**Requirements:** Leave out any picture and return the remaining listing below exactly as given.
====================
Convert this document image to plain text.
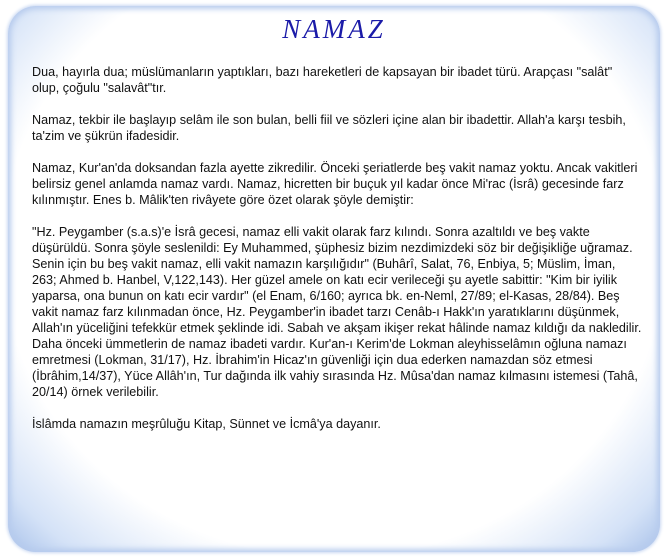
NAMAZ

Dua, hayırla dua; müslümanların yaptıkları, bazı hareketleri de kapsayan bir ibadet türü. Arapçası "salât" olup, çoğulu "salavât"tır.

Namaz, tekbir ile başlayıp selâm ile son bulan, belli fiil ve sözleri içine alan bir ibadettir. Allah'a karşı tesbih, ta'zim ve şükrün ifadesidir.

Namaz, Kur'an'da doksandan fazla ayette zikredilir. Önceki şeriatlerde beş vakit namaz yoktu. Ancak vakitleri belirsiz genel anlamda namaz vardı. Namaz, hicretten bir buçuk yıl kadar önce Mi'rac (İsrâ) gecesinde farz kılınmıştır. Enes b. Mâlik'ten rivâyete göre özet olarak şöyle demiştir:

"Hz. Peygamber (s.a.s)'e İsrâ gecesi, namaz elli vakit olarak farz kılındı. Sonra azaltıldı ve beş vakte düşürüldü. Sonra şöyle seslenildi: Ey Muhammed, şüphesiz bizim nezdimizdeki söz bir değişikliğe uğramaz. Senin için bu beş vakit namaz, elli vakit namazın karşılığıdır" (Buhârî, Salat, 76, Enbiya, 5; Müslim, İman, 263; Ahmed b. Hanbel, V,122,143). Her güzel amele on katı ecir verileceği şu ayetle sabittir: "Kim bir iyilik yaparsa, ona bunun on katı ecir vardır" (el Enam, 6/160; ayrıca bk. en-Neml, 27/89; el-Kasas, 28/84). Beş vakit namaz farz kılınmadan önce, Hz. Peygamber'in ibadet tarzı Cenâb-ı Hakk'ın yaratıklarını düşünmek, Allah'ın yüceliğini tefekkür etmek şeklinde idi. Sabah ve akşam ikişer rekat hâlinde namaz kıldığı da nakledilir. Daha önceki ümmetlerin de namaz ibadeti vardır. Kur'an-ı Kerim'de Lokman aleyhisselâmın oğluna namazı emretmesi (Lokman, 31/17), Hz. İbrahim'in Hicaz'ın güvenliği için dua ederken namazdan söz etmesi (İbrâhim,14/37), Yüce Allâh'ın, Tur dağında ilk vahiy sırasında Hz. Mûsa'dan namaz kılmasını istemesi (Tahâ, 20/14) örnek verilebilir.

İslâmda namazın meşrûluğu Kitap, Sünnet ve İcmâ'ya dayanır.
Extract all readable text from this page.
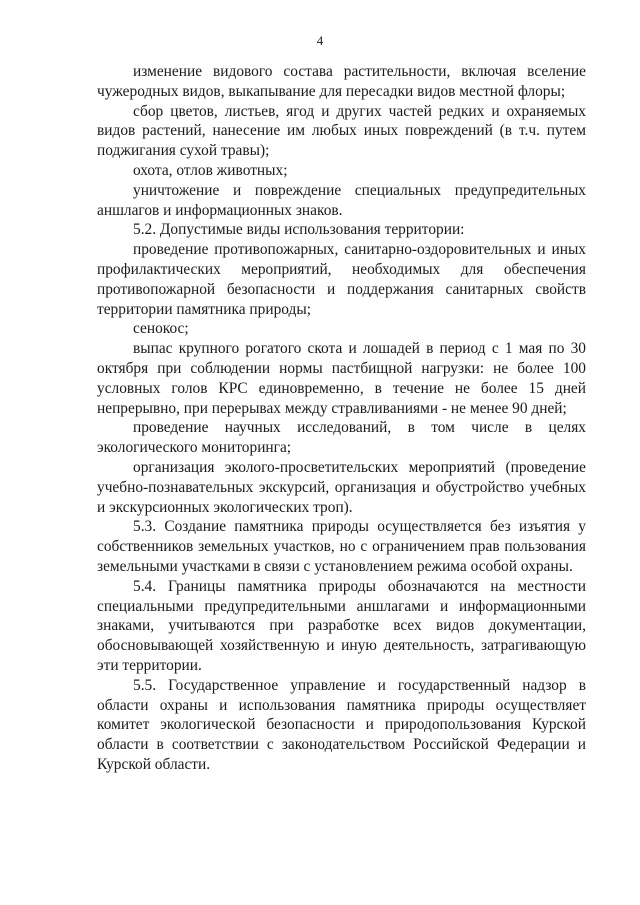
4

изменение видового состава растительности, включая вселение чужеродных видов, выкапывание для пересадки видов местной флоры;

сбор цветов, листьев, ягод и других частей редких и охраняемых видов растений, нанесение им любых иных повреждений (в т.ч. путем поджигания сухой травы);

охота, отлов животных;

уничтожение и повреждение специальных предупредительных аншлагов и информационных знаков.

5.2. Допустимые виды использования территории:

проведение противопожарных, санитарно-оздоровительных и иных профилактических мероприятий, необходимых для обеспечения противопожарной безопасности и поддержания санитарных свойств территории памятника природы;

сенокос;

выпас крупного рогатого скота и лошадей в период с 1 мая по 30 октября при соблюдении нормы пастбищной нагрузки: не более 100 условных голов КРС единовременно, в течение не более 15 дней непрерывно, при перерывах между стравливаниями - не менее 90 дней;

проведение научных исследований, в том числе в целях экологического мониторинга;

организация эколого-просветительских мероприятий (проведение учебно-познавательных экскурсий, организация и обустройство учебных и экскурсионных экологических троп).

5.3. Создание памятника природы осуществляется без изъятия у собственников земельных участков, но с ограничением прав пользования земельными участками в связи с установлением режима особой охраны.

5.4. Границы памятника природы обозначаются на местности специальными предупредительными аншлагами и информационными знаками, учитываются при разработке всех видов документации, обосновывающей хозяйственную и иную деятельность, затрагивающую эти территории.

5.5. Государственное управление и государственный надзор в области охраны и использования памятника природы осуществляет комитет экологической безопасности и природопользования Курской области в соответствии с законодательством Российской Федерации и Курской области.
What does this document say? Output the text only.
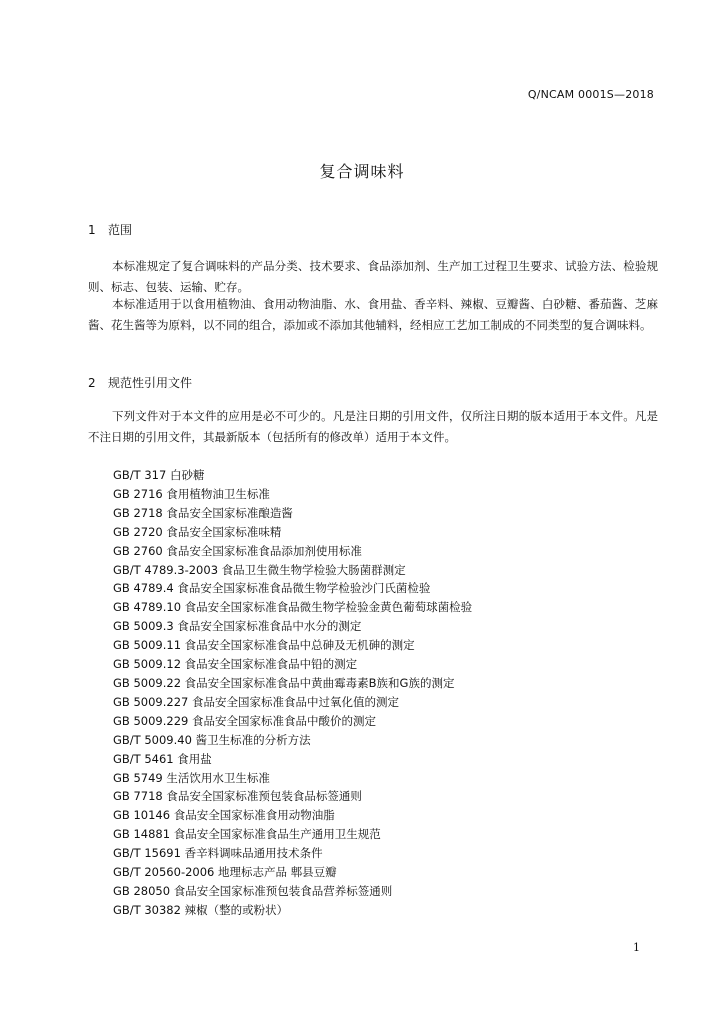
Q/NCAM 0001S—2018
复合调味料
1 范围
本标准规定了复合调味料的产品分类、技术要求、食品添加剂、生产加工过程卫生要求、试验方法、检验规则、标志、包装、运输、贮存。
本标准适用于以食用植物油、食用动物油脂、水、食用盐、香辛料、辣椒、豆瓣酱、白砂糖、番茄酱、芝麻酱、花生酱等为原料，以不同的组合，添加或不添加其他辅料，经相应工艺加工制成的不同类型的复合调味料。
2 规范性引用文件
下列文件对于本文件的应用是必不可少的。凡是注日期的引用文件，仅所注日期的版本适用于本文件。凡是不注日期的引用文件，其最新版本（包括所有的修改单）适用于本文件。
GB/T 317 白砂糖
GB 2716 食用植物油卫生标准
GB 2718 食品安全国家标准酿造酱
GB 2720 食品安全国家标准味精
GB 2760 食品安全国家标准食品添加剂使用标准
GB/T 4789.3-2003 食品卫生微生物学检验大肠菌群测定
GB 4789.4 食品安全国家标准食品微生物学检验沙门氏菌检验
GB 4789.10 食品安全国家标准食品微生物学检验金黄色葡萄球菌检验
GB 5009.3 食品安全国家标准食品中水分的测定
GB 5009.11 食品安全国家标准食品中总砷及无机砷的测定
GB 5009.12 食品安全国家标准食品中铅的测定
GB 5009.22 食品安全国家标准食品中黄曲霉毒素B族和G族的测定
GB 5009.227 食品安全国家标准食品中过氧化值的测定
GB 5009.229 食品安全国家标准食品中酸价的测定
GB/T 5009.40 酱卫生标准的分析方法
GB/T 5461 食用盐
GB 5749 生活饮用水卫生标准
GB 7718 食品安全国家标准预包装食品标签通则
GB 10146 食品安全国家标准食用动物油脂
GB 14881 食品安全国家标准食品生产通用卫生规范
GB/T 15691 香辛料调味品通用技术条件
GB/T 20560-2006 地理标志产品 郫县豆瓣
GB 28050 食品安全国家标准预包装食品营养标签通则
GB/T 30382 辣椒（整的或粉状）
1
====================
**Task output:**
Convert this document image to plain text.
NAMAZ

Dua, hayırla dua; müslümanların yaptıkları, bazı hareketleri de kapsayan bir ibadet türü. Arapçası "salât" olup, çoğulu "salavât"tır.

Namaz, tekbir ile başlayıp selâm ile son bulan, belli fiil ve sözleri içine alan bir ibadettir. Allah'a karşı tesbih, ta'zim ve şükrün ifadesidir.

Namaz, Kur'an'da doksandan fazla ayette zikredilir. Önceki şeriatlerde beş vakit namaz yoktu. Ancak vakitleri belirsiz genel anlamda namaz vardı. Namaz, hicretten bir buçuk yıl kadar önce Mi'rac (İsrâ) gecesinde farz kılınmıştır. Enes b. Mâlik'ten rivâyete göre özet olarak şöyle demiştir:

"Hz. Peygamber (s.a.s)'e İsrâ gecesi, namaz elli vakit olarak farz kılındı. Sonra azaltıldı ve beş vakte düşürüldü. Sonra şöyle seslenildi: Ey Muhammed, şüphesiz bizim nezdimizdeki söz bir değişikliğe uğramaz. Senin için bu beş vakit namaz, elli vakit namazın karşılığıdır" (Buhârî, Salat, 76, Enbiya, 5; Müslim, İman, 263; Ahmed b. Hanbel, V,122,143). Her güzel amele on katı ecir verileceği şu ayetle sabittir: "Kim bir iyilik yaparsa, ona bunun on katı ecir vardır" (el Enam, 6/160; ayrıca bk. en-Neml, 27/89; el-Kasas, 28/84). Beş vakit namaz farz kılınmadan önce, Hz. Peygamber'in ibadet tarzı Cenâb-ı Hakk'ın yaratıklarını düşünmek, Allah'ın yüceliğini tefekkür etmek şeklinde idi. Sabah ve akşam ikişer rekat hâlinde namaz kıldığı da nakledilir. Daha önceki ümmetlerin de namaz ibadeti vardır. Kur'an-ı Kerim'de Lokman aleyhisselâmın oğluna namazı emretmesi (Lokman, 31/17), Hz. İbrahim'in Hicaz'ın güvenliği için dua ederken namazdan söz etmesi (İbrâhim,14/37), Yüce Allâh'ın, Tur dağında ilk vahiy sırasında Hz. Mûsa'dan namaz kılmasını istemesi (Tahâ, 20/14) örnek verilebilir.

İslâmda namazın meşrûluğu Kitap, Sünnet ve İcmâ'ya dayanır.
Extract all readable text from this page.
4

изменение видового состава растительности, включая вселение чужеродных видов, выкапывание для пересадки видов местной флоры;

сбор цветов, листьев, ягод и других частей редких и охраняемых видов растений, нанесение им любых иных повреждений (в т.ч. путем поджигания сухой травы);

охота, отлов животных;

уничтожение и повреждение специальных предупредительных аншлагов и информационных знаков.

5.2. Допустимые виды использования территории:

проведение противопожарных, санитарно-оздоровительных и иных профилактических мероприятий, необходимых для обеспечения противопожарной безопасности и поддержания санитарных свойств территории памятника природы;

сенокос;

выпас крупного рогатого скота и лошадей в период с 1 мая по 30 октября при соблюдении нормы пастбищной нагрузки: не более 100 условных голов КРС единовременно, в течение не более 15 дней непрерывно, при перерывах между стравливаниями - не менее 90 дней;

проведение научных исследований, в том числе в целях экологического мониторинга;

организация эколого-просветительских мероприятий (проведение учебно-познавательных экскурсий, организация и обустройство учебных и экскурсионных экологических троп).

5.3. Создание памятника природы осуществляется без изъятия у собственников земельных участков, но с ограничением прав пользования земельными участками в связи с установлением режима особой охраны.

5.4. Границы памятника природы обозначаются на местности специальными предупредительными аншлагами и информационными знаками, учитываются при разработке всех видов документации, обосновывающей хозяйственную и иную деятельность, затрагивающую эти территории.

5.5. Государственное управление и государственный надзор в области охраны и использования памятника природы осуществляет комитет экологической безопасности и природопользования Курской области в соответствии с законодательством Российской Федерации и Курской области.
What does this document say? Output the text only.
Q/NCAM 0001S—2018
复合调味料
1 范围
本标准规定了复合调味料的产品分类、技术要求、食品添加剂、生产加工过程卫生要求、试验方法、检验规则、标志、包装、运输、贮存。
本标准适用于以食用植物油、食用动物油脂、水、食用盐、香辛料、辣椒、豆瓣酱、白砂糖、番茄酱、芝麻酱、花生酱等为原料，以不同的组合，添加或不添加其他辅料，经相应工艺加工制成的不同类型的复合调味料。
2 规范性引用文件
下列文件对于本文件的应用是必不可少的。凡是注日期的引用文件，仅所注日期的版本适用于本文件。凡是不注日期的引用文件，其最新版本（包括所有的修改单）适用于本文件。
GB/T 317 白砂糖
GB 2716 食用植物油卫生标准
GB 2718 食品安全国家标准酿造酱
GB 2720 食品安全国家标准味精
GB 2760 食品安全国家标准食品添加剂使用标准
GB/T 4789.3-2003 食品卫生微生物学检验大肠菌群测定
GB 4789.4 食品安全国家标准食品微生物学检验沙门氏菌检验
GB 4789.10 食品安全国家标准食品微生物学检验金黄色葡萄球菌检验
GB 5009.3 食品安全国家标准食品中水分的测定
GB 5009.11 食品安全国家标准食品中总砷及无机砷的测定
GB 5009.12 食品安全国家标准食品中铅的测定
GB 5009.22 食品安全国家标准食品中黄曲霉毒素B族和G族的测定
GB 5009.227 食品安全国家标准食品中过氧化值的测定
GB 5009.229 食品安全国家标准食品中酸价的测定
GB/T 5009.40 酱卫生标准的分析方法
GB/T 5461 食用盐
GB 5749 生活饮用水卫生标准
GB 7718 食品安全国家标准预包装食品标签通则
GB 10146 食品安全国家标准食用动物油脂
GB 14881 食品安全国家标准食品生产通用卫生规范
GB/T 15691 香辛料调味品通用技术条件
GB/T 20560-2006 地理标志产品 郫县豆瓣
GB 28050 食品安全国家标准预包装食品营养标签通则
GB/T 30382 辣椒（整的或粉状）
1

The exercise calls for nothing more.